Problem: Look below for the line that contains "What's the underlying", then quote it and all the lines after it, exactly, with the pictures left out.
===== Input data =====
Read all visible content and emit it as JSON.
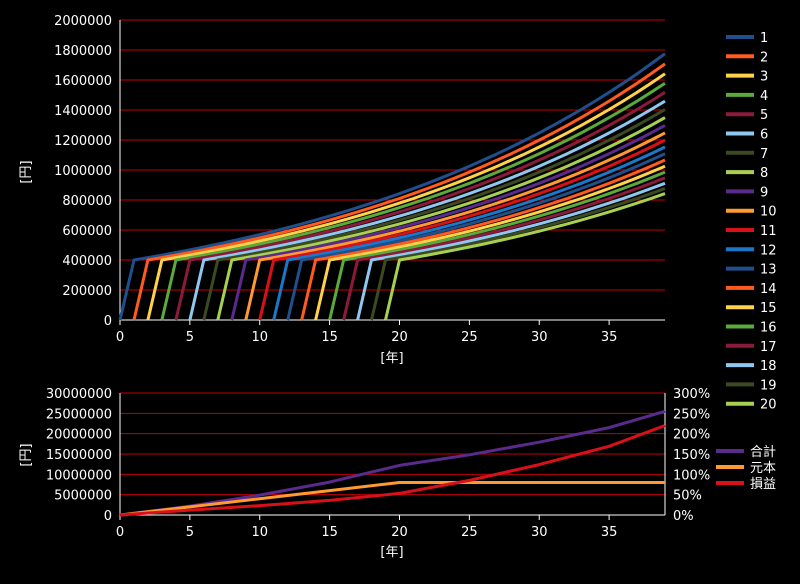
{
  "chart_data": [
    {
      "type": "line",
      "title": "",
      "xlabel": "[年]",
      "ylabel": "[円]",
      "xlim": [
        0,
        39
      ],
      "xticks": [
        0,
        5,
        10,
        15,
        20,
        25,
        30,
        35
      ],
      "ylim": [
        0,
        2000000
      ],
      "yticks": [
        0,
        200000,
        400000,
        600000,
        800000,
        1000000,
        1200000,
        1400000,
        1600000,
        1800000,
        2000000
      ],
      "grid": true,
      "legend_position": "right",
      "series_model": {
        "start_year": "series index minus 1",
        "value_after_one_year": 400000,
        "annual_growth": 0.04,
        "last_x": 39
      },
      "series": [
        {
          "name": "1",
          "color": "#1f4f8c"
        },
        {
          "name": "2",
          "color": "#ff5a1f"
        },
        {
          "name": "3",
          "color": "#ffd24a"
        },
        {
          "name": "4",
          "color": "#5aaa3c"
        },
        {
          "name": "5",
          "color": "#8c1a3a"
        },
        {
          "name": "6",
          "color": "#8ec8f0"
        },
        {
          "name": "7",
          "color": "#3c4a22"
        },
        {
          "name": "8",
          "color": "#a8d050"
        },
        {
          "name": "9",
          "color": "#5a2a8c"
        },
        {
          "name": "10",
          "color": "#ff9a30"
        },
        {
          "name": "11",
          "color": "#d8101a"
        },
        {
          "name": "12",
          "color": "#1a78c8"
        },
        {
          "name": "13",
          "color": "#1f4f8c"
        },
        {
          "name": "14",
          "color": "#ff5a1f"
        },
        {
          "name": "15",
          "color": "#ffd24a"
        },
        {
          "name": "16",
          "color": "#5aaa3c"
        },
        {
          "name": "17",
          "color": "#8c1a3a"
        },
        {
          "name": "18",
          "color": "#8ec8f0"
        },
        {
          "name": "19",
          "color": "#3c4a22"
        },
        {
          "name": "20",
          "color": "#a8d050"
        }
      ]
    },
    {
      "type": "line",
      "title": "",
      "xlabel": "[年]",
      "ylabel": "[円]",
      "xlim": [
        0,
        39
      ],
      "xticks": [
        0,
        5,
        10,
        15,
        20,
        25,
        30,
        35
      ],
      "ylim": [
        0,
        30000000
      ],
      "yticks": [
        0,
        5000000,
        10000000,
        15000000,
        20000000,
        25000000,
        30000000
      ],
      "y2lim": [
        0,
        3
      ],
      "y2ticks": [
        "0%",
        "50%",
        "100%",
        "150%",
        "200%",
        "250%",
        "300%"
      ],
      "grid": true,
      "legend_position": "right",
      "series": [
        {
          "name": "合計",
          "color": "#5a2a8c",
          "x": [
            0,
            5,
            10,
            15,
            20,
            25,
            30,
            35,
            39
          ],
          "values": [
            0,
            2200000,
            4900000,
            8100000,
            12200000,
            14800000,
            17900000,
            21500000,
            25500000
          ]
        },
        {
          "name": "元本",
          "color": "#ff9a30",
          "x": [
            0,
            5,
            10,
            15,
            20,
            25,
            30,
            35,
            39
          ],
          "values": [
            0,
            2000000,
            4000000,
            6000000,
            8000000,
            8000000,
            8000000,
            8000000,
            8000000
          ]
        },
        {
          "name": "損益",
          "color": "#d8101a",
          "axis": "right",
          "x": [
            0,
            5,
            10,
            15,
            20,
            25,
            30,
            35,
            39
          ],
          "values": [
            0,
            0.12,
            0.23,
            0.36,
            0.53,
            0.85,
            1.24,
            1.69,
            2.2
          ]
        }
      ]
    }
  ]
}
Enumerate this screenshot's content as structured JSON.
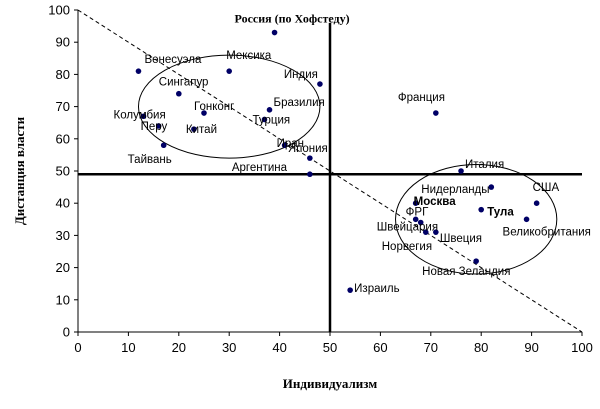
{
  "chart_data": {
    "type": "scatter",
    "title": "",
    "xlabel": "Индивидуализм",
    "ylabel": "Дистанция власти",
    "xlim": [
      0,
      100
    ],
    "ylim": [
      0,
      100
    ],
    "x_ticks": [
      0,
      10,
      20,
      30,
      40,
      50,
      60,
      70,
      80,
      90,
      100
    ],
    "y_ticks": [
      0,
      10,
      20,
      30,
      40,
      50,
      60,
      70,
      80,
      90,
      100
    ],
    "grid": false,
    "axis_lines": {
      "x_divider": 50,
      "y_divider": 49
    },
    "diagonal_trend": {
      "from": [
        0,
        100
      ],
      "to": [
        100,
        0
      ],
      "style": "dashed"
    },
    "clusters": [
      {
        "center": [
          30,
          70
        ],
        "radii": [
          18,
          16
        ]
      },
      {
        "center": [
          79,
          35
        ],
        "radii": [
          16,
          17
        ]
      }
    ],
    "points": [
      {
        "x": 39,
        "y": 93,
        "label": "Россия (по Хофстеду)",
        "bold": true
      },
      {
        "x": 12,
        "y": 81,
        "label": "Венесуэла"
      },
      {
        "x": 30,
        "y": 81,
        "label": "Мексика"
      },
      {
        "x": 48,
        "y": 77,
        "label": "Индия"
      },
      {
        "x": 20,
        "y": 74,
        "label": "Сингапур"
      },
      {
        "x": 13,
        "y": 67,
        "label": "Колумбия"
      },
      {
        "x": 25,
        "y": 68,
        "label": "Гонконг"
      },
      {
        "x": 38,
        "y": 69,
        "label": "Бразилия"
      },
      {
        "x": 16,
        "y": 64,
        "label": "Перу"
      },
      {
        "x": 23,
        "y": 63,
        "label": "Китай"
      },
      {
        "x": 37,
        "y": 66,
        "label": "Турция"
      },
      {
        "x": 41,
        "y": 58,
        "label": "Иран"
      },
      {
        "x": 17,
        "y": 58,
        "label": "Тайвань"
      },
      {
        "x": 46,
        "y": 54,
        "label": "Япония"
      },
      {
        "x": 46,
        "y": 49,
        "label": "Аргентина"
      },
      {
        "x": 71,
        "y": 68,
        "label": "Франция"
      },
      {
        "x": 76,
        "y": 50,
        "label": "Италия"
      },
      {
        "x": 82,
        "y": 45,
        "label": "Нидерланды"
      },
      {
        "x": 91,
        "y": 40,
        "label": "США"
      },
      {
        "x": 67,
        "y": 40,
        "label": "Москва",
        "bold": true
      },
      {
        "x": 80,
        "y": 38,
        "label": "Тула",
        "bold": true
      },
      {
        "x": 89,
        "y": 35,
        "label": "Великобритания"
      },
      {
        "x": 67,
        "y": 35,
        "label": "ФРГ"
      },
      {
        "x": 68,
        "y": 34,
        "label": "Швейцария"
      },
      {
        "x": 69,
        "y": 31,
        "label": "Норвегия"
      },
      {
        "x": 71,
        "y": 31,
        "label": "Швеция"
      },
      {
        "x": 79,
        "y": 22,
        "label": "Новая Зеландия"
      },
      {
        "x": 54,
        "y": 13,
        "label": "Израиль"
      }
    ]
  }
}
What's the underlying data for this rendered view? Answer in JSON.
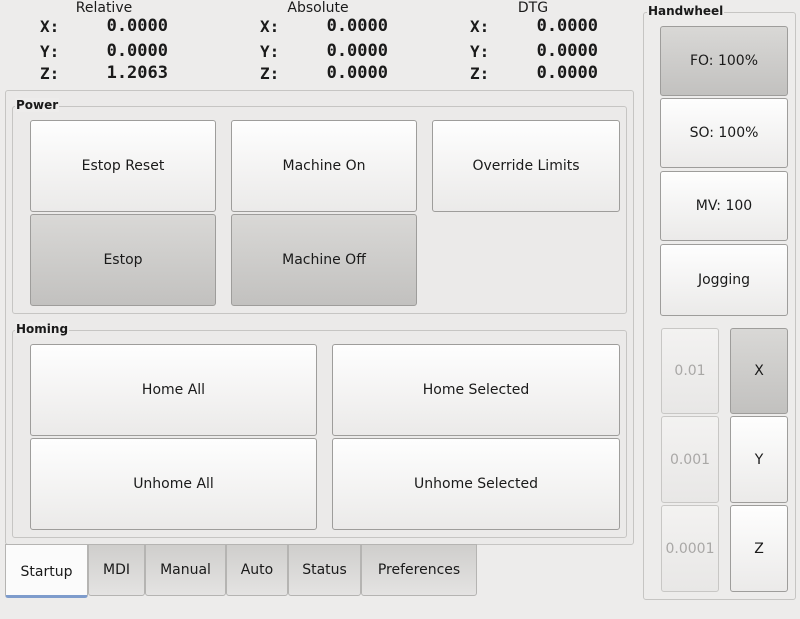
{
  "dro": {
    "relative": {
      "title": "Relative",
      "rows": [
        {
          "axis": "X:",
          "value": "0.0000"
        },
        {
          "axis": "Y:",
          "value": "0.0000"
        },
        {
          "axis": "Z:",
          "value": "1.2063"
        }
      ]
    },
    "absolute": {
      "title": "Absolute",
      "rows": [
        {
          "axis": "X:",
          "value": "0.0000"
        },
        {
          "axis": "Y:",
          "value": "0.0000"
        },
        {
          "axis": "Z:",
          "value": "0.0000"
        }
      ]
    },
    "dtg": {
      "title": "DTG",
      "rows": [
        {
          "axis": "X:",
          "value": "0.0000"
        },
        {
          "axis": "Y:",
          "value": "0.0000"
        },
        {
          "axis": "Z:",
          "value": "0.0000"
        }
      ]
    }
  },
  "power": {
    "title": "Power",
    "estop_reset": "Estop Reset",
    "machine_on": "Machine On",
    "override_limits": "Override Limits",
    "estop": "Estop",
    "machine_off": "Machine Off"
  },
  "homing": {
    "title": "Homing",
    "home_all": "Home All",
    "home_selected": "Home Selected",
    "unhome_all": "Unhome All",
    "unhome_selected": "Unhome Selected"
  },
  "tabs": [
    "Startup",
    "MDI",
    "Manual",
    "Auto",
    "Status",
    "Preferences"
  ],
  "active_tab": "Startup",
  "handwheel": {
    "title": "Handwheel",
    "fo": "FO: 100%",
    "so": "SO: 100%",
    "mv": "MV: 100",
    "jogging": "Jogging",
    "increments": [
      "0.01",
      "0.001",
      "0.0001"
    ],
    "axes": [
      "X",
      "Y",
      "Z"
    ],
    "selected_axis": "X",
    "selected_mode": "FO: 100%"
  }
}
=====
Task answer:
What's the underlying data for this rendered view? Answer in JSON.
{
  "dro": {
    "relative": {
      "title": "Relative",
      "rows": [
        {
          "axis": "X:",
          "value": "0.0000"
        },
        {
          "axis": "Y:",
          "value": "0.0000"
        },
        {
          "axis": "Z:",
          "value": "1.2063"
        }
      ]
    },
    "absolute": {
      "title": "Absolute",
      "rows": [
        {
          "axis": "X:",
          "value": "0.0000"
        },
        {
          "axis": "Y:",
          "value": "0.0000"
        },
        {
          "axis": "Z:",
          "value": "0.0000"
        }
      ]
    },
    "dtg": {
      "title": "DTG",
      "rows": [
        {
          "axis": "X:",
          "value": "0.0000"
        },
        {
          "axis": "Y:",
          "value": "0.0000"
        },
        {
          "axis": "Z:",
          "value": "0.0000"
        }
      ]
    }
  },
  "power": {
    "title": "Power",
    "estop_reset": "Estop Reset",
    "machine_on": "Machine On",
    "override_limits": "Override Limits",
    "estop": "Estop",
    "machine_off": "Machine Off"
  },
  "homing": {
    "title": "Homing",
    "home_all": "Home All",
    "home_selected": "Home Selected",
    "unhome_all": "Unhome All",
    "unhome_selected": "Unhome Selected"
  },
  "tabs": [
    "Startup",
    "MDI",
    "Manual",
    "Auto",
    "Status",
    "Preferences"
  ],
  "active_tab": "Startup",
  "handwheel": {
    "title": "Handwheel",
    "fo": "FO: 100%",
    "so": "SO: 100%",
    "mv": "MV: 100",
    "jogging": "Jogging",
    "increments": [
      "0.01",
      "0.001",
      "0.0001"
    ],
    "axes": [
      "X",
      "Y",
      "Z"
    ],
    "selected_axis": "X",
    "selected_mode": "FO: 100%"
  }
}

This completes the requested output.